■ Task description
Count the lines containing "تغييره" in the entries underneath, and state that count without anything else.
— Start Supplied records —
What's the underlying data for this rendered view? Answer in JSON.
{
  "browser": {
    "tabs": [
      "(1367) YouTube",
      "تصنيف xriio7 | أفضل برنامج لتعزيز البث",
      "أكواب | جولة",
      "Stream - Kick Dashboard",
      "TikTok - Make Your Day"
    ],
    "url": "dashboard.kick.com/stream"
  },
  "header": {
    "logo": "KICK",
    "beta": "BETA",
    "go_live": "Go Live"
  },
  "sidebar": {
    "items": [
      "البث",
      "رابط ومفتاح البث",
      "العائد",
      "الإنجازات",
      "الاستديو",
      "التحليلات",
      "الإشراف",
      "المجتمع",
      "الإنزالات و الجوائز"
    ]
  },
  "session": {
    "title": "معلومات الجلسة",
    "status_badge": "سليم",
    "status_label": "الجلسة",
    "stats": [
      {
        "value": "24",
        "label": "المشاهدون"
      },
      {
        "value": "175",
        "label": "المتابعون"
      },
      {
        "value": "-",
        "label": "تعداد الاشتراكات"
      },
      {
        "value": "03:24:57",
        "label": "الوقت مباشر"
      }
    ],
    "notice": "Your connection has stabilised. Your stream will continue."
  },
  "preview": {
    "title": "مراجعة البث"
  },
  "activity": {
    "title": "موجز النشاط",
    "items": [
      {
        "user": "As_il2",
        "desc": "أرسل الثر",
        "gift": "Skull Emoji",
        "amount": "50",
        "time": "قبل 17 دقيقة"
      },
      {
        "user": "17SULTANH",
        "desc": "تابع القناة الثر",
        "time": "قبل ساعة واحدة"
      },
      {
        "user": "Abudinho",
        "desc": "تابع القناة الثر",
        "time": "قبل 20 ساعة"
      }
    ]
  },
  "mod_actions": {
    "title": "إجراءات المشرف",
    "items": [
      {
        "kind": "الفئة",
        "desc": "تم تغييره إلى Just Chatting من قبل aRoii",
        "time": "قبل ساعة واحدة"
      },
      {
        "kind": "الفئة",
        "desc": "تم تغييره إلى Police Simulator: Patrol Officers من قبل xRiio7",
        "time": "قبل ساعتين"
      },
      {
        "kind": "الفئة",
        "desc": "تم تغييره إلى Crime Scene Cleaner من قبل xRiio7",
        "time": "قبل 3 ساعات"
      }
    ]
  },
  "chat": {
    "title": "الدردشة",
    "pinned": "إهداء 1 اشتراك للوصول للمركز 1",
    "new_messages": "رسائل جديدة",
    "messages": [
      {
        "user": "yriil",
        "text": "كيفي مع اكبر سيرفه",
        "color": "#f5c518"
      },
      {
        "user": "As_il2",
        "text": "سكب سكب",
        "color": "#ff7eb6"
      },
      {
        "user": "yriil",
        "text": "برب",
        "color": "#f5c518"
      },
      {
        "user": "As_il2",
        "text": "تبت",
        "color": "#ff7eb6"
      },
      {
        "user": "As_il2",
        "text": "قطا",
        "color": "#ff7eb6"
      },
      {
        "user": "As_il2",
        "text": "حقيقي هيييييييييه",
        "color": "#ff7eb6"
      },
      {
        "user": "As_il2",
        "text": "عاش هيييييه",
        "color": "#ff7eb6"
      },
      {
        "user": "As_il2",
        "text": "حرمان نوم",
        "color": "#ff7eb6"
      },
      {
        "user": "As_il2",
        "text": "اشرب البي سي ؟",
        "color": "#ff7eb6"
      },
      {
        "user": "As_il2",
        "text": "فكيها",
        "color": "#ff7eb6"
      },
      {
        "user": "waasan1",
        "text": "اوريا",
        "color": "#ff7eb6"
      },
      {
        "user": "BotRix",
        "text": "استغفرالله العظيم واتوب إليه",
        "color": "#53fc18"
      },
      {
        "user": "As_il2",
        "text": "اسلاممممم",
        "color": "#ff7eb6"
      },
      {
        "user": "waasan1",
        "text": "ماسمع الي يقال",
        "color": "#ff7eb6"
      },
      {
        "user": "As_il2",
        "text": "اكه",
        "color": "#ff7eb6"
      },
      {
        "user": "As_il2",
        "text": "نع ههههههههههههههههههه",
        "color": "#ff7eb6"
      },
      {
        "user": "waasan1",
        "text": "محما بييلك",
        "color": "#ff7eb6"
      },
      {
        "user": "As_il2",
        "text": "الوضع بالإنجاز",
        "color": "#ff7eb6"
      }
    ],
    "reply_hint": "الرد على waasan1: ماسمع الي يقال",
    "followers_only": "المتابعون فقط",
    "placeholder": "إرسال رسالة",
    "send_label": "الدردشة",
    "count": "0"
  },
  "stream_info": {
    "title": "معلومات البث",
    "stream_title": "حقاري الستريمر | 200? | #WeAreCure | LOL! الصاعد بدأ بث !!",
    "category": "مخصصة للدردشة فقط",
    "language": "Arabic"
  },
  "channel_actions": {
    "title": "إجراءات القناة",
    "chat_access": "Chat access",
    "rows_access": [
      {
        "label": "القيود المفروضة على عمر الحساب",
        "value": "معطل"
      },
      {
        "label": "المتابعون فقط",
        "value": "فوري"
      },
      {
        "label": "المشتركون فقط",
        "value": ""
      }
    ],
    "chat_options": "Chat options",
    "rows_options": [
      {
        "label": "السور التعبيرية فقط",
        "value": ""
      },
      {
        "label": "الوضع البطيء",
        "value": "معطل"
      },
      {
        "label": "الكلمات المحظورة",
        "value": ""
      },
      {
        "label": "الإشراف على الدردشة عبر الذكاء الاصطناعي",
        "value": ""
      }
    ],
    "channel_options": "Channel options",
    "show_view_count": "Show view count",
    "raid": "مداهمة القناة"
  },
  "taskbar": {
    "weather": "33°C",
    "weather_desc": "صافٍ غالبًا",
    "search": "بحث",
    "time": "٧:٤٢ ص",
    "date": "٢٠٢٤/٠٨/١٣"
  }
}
— End Supplied records —
■ Answer for the task
3